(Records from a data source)
Start
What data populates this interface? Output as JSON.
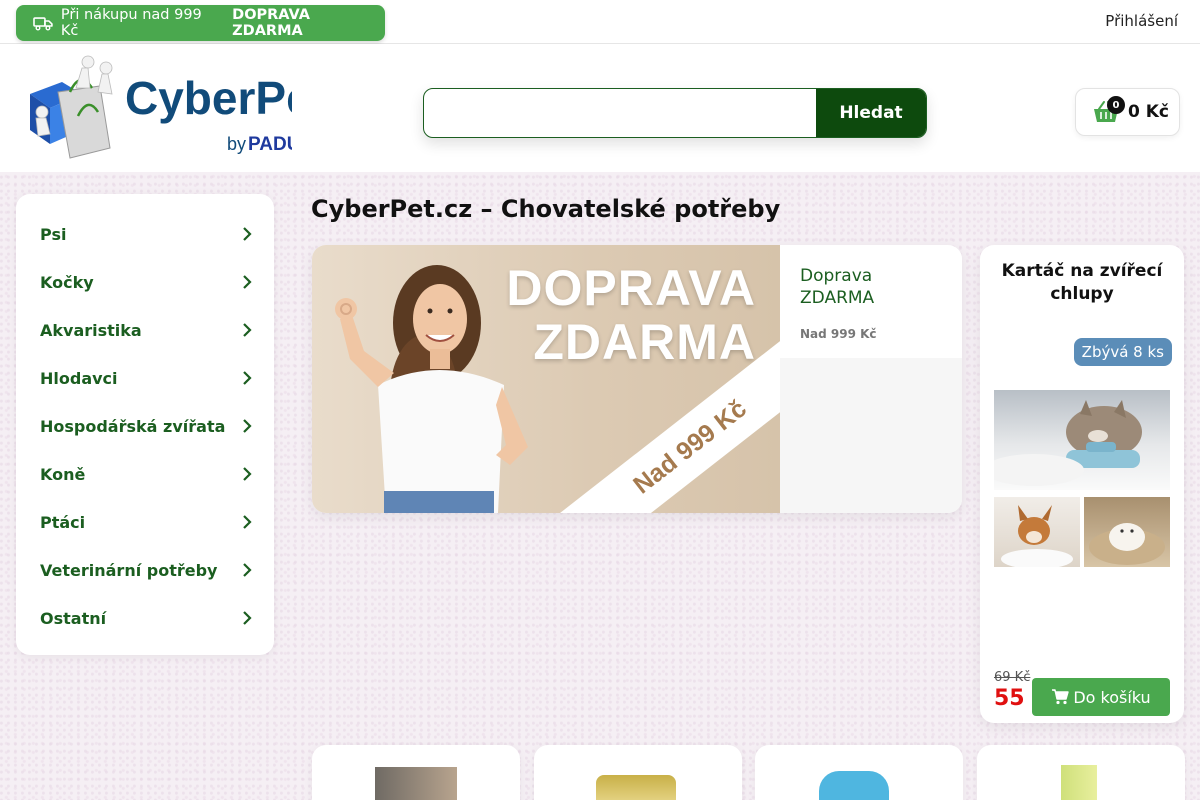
{
  "topbar": {
    "promo_prefix": "Při nákupu nad 999 Kč",
    "promo_strong": "DOPRAVA ZDARMA",
    "login": "Přihlášení"
  },
  "header": {
    "logo_main": "CyberPet",
    "logo_by": "by",
    "logo_brand": "PADU",
    "search_placeholder": "",
    "search_button": "Hledat",
    "cart_count": "0",
    "cart_total": "0 Kč"
  },
  "sidebar": {
    "items": [
      {
        "label": "Psi"
      },
      {
        "label": "Kočky"
      },
      {
        "label": "Akvaristika"
      },
      {
        "label": "Hlodavci"
      },
      {
        "label": "Hospodářská zvířata"
      },
      {
        "label": "Koně"
      },
      {
        "label": "Ptáci"
      },
      {
        "label": "Veterinární potřeby"
      },
      {
        "label": "Ostatní"
      }
    ]
  },
  "main": {
    "title": "CyberPet.cz – Chovatelské potřeby",
    "banner": {
      "line1": "DOPRAVA",
      "line2": "ZDARMA",
      "ribbon": "Nad 999 Kč",
      "side_head": "Doprava ZDARMA",
      "side_sub": "Nad 999 Kč"
    }
  },
  "product": {
    "name": "Kartáč na zvířecí chlupy",
    "stock": "Zbývá 8 ks",
    "old_price": "69 Kč",
    "price": "55 Kč",
    "buy_label": "Do košíku"
  },
  "colors": {
    "brand_green": "#4aa84e",
    "dark_green": "#0d4a0d",
    "category_green": "#1b5e20",
    "price_red": "#e01010",
    "stock_blue": "#5b8db8"
  }
}
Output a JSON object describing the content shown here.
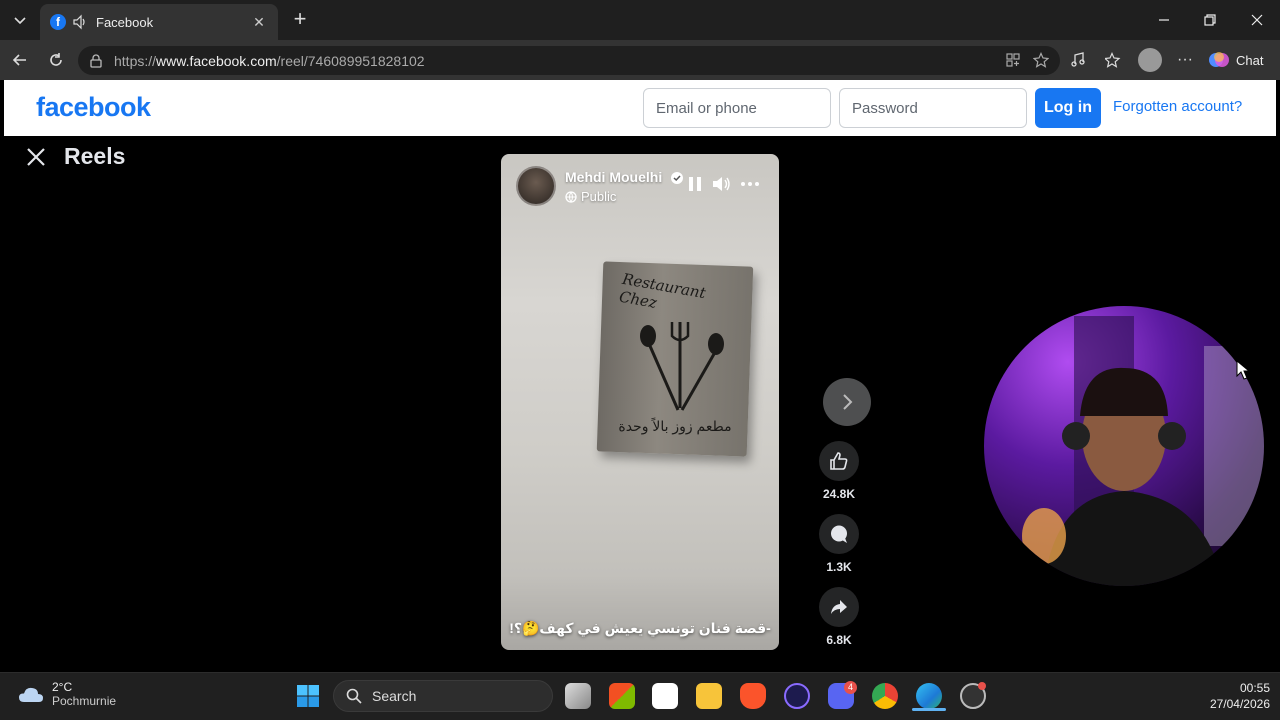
End
DESCRIPTION OF THE TASK:
Every line is to be duplicated exactly, though pictures stay out.

TASK OUTPUT:
What data populates this interface? Output as JSON.
{
  "topbar": {
    "promo_prefix": "Při nákupu nad 999 Kč",
    "promo_strong": "DOPRAVA ZDARMA",
    "login": "Přihlášení"
  },
  "header": {
    "logo_main": "CyberPet",
    "logo_by": "by",
    "logo_brand": "PADU",
    "search_placeholder": "",
    "search_button": "Hledat",
    "cart_count": "0",
    "cart_total": "0 Kč"
  },
  "sidebar": {
    "items": [
      {
        "label": "Psi"
      },
      {
        "label": "Kočky"
      },
      {
        "label": "Akvaristika"
      },
      {
        "label": "Hlodavci"
      },
      {
        "label": "Hospodářská zvířata"
      },
      {
        "label": "Koně"
      },
      {
        "label": "Ptáci"
      },
      {
        "label": "Veterinární potřeby"
      },
      {
        "label": "Ostatní"
      }
    ]
  },
  "main": {
    "title": "CyberPet.cz – Chovatelské potřeby",
    "banner": {
      "line1": "DOPRAVA",
      "line2": "ZDARMA",
      "ribbon": "Nad 999 Kč",
      "side_head": "Doprava ZDARMA",
      "side_sub": "Nad 999 Kč"
    }
  },
  "product": {
    "name": "Kartáč na zvířecí chlupy",
    "stock": "Zbývá 8 ks",
    "old_price": "69 Kč",
    "price": "55 Kč",
    "buy_label": "Do košíku"
  },
  "colors": {
    "brand_green": "#4aa84e",
    "dark_green": "#0d4a0d",
    "category_green": "#1b5e20",
    "price_red": "#e01010",
    "stock_blue": "#5b8db8"
  }
}
Output a JSON object describing the content shown here.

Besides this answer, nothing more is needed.